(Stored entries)
···
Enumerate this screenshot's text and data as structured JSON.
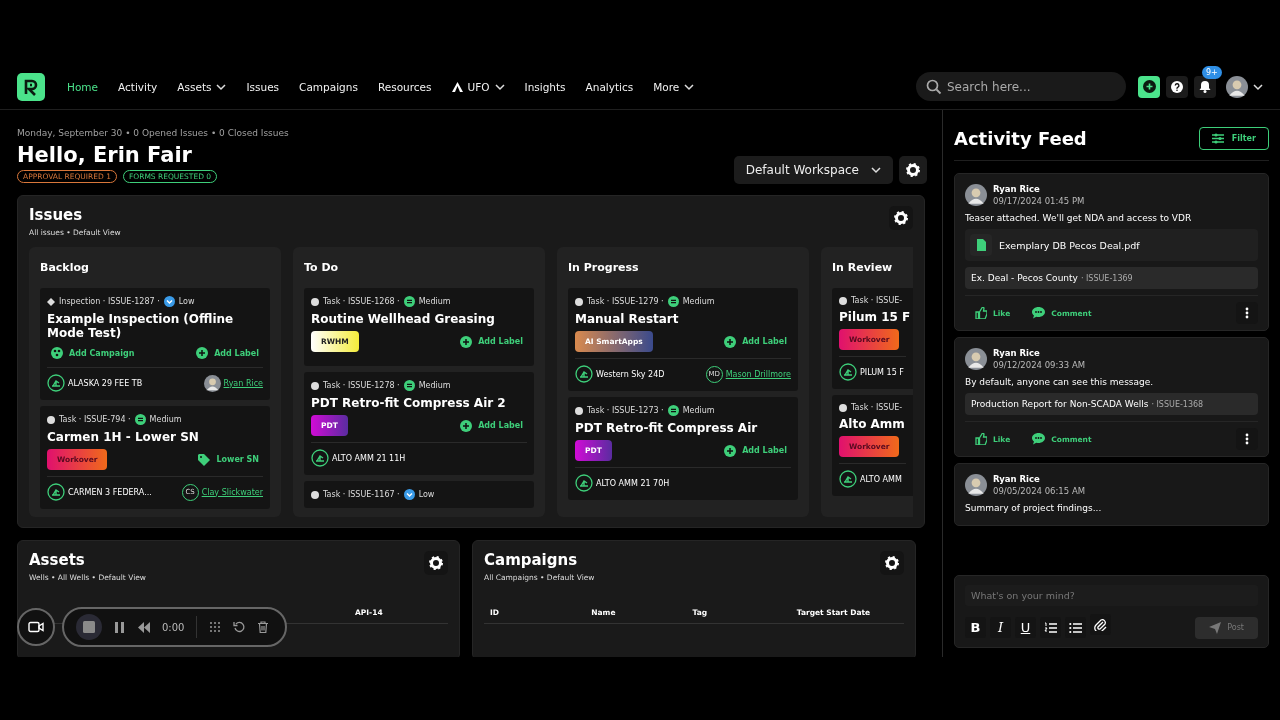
{
  "nav": {
    "items": [
      {
        "label": "Home",
        "selected": true,
        "dropdown": false,
        "has_icon": false
      },
      {
        "label": "Activity",
        "selected": false,
        "dropdown": false,
        "has_icon": false
      },
      {
        "label": "Assets",
        "selected": false,
        "dropdown": true,
        "has_icon": false
      },
      {
        "label": "Issues",
        "selected": false,
        "dropdown": false,
        "has_icon": false
      },
      {
        "label": "Campaigns",
        "selected": false,
        "dropdown": false,
        "has_icon": false
      },
      {
        "label": "Resources",
        "selected": false,
        "dropdown": false,
        "has_icon": false
      },
      {
        "label": "UFO",
        "selected": false,
        "dropdown": true,
        "has_icon": true
      },
      {
        "label": "Insights",
        "selected": false,
        "dropdown": false,
        "has_icon": false
      },
      {
        "label": "Analytics",
        "selected": false,
        "dropdown": false,
        "has_icon": false
      },
      {
        "label": "More",
        "selected": false,
        "dropdown": true,
        "has_icon": false
      }
    ]
  },
  "search": {
    "placeholder": "Search here..."
  },
  "notifications": {
    "badge": "9+"
  },
  "greeting": {
    "summary": "Monday, September 30 • 0 Opened Issues • 0 Closed Issues",
    "title": "Hello, Erin Fair",
    "badges": [
      {
        "label": "APPROVAL REQUIRED 1",
        "color": "#d9773a"
      },
      {
        "label": "FORMS REQUESTED 0",
        "color": "#3ecf7a"
      }
    ]
  },
  "workspace": {
    "label": "Default Workspace"
  },
  "issues": {
    "title": "Issues",
    "subtitle": "All issues • Default View",
    "columns": [
      {
        "title": "Backlog",
        "cards": [
          {
            "kind": "inspection",
            "meta": "Inspection · ISSUE-1287 ·",
            "priority": {
              "label": "Low",
              "kind": "low"
            },
            "title": "Example Inspection (Offline Mode Test)",
            "campaign_action": "Add Campaign",
            "label_action": {
              "label": "Add Label",
              "kind": "add"
            },
            "asset": "ALASKA 29 FEE TB",
            "assignee": {
              "name": "Ryan Rice",
              "kind": "photo"
            }
          },
          {
            "kind": "task",
            "meta": "Task · ISSUE-794 ·",
            "priority": {
              "label": "Medium",
              "kind": "medium"
            },
            "title": "Carmen 1H - Lower SN",
            "tag": {
              "label": "Workover",
              "kind": "workover"
            },
            "label_action": {
              "label": "Lower SN",
              "kind": "tag"
            },
            "asset": "CARMEN 3 FEDERA...",
            "assignee": {
              "name": "Clay Slickwater",
              "kind": "initials",
              "initials": "CS"
            }
          }
        ]
      },
      {
        "title": "To Do",
        "cards": [
          {
            "kind": "task",
            "meta": "Task · ISSUE-1268 ·",
            "priority": {
              "label": "Medium",
              "kind": "medium"
            },
            "title": "Routine Wellhead Greasing",
            "tag": {
              "label": "RWHM",
              "kind": "rwhm"
            },
            "label_action": {
              "label": "Add Label",
              "kind": "add"
            }
          },
          {
            "kind": "task",
            "meta": "Task · ISSUE-1278 ·",
            "priority": {
              "label": "Medium",
              "kind": "medium"
            },
            "title": "PDT Retro-fit Compress Air 2",
            "tag": {
              "label": "PDT",
              "kind": "pdt"
            },
            "label_action": {
              "label": "Add Label",
              "kind": "add"
            },
            "asset": "ALTO AMM 21 11H"
          },
          {
            "kind": "task",
            "meta": "Task · ISSUE-1167 ·",
            "priority": {
              "label": "Low",
              "kind": "low"
            }
          }
        ]
      },
      {
        "title": "In Progress",
        "cards": [
          {
            "kind": "task",
            "meta": "Task · ISSUE-1279 ·",
            "priority": {
              "label": "Medium",
              "kind": "medium"
            },
            "title": "Manual Restart",
            "tag": {
              "label": "AI SmartApps",
              "kind": "ai"
            },
            "label_action": {
              "label": "Add Label",
              "kind": "add"
            },
            "asset": "Western Sky 24D",
            "assignee": {
              "name": "Mason Drillmore",
              "kind": "initials",
              "initials": "MD"
            }
          },
          {
            "kind": "task",
            "meta": "Task · ISSUE-1273 ·",
            "priority": {
              "label": "Medium",
              "kind": "medium"
            },
            "title": "PDT Retro-fit Compress Air",
            "tag": {
              "label": "PDT",
              "kind": "pdt"
            },
            "label_action": {
              "label": "Add Label",
              "kind": "add"
            },
            "asset": "ALTO AMM 21 70H"
          }
        ]
      },
      {
        "title": "In Review",
        "cards": [
          {
            "kind": "task",
            "meta": "Task · ISSUE-",
            "title": "Pilum 15 F",
            "tag": {
              "label": "Workover",
              "kind": "workover"
            },
            "asset": "PILUM 15 F"
          },
          {
            "kind": "task",
            "meta": "Task · ISSUE-",
            "title": "Alto Amm",
            "tag": {
              "label": "Workover",
              "kind": "workover"
            },
            "asset": "ALTO AMM"
          }
        ]
      }
    ]
  },
  "assets": {
    "title": "Assets",
    "subtitle": "Wells • All Wells • Default View",
    "columns": [
      "API-14"
    ]
  },
  "campaigns": {
    "title": "Campaigns",
    "subtitle": "All Campaigns • Default View",
    "columns": [
      "ID",
      "Name",
      "Tag",
      "Target Start Date"
    ]
  },
  "feed": {
    "title": "Activity Feed",
    "filter": "Filter",
    "posts": [
      {
        "author": "Ryan Rice",
        "time": "09/17/2024 01:45 PM",
        "text": "Teaser attached. We'll get NDA and access to VDR",
        "attachment": "Exemplary DB Pecos Deal.pdf",
        "link": {
          "title": "Ex. Deal - Pecos County",
          "meta": "· ISSUE-1369"
        },
        "actions": [
          "Like",
          "Comment"
        ]
      },
      {
        "author": "Ryan Rice",
        "time": "09/12/2024 09:33 AM",
        "text": "By default, anyone can see this message.",
        "link": {
          "title": "Production Report for Non-SCADA Wells",
          "meta": "· ISSUE-1368"
        },
        "actions": [
          "Like",
          "Comment"
        ]
      },
      {
        "author": "Ryan Rice",
        "time": "09/05/2024 06:15 AM",
        "text": "Summary of project findings..."
      }
    ],
    "composer": {
      "placeholder": "What's on your mind?",
      "tools": [
        {
          "kind": "bold",
          "label": "B"
        },
        {
          "kind": "italic",
          "label": "I"
        },
        {
          "kind": "underline",
          "label": "U"
        },
        {
          "kind": "ordered"
        },
        {
          "kind": "bullets"
        },
        {
          "kind": "attach"
        }
      ],
      "post": {
        "label": "Post",
        "disabled": true
      }
    }
  },
  "recorder": {
    "time": "0:00"
  }
}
···
Exercise: Every line of the listing that holds "Activity" should be found and copied.

Response:
        "label": "Activity",
    "title": "Activity Feed",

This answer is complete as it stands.